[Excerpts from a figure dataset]
════════════════
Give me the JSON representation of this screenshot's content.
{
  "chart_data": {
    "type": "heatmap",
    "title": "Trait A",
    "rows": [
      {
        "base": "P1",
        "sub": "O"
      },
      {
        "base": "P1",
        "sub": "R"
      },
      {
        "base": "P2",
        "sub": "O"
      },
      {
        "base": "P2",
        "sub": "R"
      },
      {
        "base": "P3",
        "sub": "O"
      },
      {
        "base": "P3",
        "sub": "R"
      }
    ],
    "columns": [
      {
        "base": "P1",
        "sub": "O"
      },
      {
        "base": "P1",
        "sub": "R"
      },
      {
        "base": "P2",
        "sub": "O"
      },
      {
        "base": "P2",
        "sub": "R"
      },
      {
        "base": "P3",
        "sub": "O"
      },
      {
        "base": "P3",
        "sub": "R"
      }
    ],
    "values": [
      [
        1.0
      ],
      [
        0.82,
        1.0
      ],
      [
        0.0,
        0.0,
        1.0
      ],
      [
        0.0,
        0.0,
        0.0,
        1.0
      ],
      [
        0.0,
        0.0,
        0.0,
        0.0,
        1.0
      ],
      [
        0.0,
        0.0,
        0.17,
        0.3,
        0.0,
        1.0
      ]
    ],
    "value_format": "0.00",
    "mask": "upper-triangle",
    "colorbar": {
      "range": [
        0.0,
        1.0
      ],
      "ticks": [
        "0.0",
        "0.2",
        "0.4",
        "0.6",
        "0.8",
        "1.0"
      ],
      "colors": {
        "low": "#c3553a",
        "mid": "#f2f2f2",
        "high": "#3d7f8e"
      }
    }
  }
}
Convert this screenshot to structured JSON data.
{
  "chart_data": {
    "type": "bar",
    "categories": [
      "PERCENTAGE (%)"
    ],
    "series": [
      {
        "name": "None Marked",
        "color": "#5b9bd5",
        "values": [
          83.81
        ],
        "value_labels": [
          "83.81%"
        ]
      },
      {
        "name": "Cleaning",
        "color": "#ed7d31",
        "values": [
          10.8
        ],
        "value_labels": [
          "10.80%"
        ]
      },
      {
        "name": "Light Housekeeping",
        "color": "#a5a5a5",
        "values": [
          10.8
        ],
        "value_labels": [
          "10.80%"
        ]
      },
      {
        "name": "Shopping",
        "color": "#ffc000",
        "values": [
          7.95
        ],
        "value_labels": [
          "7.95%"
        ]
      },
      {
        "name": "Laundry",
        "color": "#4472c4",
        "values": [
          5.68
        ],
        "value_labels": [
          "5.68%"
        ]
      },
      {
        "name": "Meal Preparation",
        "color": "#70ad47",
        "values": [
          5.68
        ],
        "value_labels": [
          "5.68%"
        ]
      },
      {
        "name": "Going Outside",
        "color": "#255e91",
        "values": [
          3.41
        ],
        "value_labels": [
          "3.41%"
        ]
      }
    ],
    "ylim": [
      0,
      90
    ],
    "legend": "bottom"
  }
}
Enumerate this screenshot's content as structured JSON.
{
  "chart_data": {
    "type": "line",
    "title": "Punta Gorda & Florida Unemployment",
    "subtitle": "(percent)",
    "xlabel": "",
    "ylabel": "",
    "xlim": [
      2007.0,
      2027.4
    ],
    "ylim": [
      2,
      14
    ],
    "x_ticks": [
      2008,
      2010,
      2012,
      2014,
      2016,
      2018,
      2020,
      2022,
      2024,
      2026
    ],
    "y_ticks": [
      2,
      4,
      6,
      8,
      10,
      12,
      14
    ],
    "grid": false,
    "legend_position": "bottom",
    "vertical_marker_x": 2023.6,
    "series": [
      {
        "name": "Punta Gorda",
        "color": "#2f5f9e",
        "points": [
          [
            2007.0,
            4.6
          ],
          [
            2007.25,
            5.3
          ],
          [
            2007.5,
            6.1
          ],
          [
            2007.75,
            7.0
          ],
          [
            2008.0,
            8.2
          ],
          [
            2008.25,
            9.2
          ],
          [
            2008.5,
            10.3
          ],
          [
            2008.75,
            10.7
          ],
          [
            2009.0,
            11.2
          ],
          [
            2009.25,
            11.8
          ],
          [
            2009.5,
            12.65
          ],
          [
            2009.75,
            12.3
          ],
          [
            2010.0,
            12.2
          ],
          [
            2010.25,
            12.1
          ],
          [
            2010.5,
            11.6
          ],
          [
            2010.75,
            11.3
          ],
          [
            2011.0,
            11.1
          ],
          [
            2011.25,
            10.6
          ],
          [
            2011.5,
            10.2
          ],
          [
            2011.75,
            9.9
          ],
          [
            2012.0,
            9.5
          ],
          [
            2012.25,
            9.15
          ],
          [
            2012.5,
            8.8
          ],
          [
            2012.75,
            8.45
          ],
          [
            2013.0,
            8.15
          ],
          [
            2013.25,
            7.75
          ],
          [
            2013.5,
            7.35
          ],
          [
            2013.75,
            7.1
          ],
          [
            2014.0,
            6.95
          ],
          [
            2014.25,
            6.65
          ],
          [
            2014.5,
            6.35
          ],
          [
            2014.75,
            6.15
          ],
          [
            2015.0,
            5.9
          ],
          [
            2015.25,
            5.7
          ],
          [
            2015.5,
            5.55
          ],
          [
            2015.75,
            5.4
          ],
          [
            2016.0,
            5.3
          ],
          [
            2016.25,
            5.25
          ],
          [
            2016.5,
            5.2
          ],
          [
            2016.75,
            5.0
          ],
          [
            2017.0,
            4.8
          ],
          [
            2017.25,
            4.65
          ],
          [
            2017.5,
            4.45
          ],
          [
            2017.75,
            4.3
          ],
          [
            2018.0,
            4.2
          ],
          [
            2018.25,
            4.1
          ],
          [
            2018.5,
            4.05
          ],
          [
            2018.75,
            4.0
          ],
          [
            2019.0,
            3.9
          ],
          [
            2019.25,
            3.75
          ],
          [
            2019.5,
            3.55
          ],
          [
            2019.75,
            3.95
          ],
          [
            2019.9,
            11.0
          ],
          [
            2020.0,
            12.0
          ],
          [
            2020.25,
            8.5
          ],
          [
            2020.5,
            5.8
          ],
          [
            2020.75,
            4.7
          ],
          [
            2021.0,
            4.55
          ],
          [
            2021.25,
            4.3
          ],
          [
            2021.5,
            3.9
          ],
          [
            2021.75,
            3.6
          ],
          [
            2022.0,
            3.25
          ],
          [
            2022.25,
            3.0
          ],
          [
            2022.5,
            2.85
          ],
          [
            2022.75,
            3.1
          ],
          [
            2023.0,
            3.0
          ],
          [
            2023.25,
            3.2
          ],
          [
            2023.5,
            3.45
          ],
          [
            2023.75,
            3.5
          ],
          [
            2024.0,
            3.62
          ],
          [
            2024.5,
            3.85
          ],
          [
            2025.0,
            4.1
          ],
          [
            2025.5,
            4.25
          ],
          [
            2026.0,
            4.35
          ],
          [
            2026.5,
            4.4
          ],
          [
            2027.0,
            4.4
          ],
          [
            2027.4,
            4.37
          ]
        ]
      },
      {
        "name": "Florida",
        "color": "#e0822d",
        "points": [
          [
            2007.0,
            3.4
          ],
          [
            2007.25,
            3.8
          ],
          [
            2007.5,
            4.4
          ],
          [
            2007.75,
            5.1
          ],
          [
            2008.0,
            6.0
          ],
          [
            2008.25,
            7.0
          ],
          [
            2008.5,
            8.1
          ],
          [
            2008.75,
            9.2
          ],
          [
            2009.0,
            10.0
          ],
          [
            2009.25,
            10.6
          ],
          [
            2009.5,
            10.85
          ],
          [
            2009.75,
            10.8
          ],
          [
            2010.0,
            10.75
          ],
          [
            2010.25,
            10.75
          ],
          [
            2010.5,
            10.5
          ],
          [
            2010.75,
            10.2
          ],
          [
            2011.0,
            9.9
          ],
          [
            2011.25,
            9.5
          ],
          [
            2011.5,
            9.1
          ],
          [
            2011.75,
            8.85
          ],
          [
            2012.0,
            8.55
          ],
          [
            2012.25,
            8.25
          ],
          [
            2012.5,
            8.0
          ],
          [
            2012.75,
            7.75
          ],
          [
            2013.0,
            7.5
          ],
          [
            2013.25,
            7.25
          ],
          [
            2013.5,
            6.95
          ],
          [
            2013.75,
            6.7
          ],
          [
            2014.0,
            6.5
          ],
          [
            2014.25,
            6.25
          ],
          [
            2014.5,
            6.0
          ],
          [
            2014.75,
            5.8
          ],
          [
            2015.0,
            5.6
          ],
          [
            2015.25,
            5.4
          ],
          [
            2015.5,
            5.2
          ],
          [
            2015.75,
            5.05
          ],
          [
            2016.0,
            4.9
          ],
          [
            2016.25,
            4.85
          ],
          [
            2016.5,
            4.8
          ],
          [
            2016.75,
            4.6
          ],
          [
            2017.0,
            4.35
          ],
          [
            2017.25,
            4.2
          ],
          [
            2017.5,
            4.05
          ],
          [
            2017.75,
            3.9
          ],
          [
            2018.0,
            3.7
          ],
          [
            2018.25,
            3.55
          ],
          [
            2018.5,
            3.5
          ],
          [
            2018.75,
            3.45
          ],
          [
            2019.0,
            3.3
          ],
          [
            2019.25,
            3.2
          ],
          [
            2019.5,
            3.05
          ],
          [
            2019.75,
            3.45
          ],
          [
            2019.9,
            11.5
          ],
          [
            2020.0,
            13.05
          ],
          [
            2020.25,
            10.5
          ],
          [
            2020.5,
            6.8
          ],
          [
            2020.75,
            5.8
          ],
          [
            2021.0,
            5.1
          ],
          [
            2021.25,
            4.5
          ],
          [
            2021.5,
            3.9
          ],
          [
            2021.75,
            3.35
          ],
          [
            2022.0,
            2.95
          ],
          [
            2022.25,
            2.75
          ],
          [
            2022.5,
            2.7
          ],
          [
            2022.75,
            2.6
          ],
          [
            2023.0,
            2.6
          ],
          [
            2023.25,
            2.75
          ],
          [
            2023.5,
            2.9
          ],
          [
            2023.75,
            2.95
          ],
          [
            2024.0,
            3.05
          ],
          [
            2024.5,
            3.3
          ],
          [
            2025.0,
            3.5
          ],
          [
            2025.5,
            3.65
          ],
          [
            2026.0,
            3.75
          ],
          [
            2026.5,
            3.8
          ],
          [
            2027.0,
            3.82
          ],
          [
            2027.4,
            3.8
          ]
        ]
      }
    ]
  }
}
════════════════
§ **REQUIRED WORK**: Check each line of the entries for the string "Florida". Copy the lines that have it.

§ **EXPECTED OUTPUT**:
    "title": "Punta Gorda & Florida Unemployment",
        "name": "Florida",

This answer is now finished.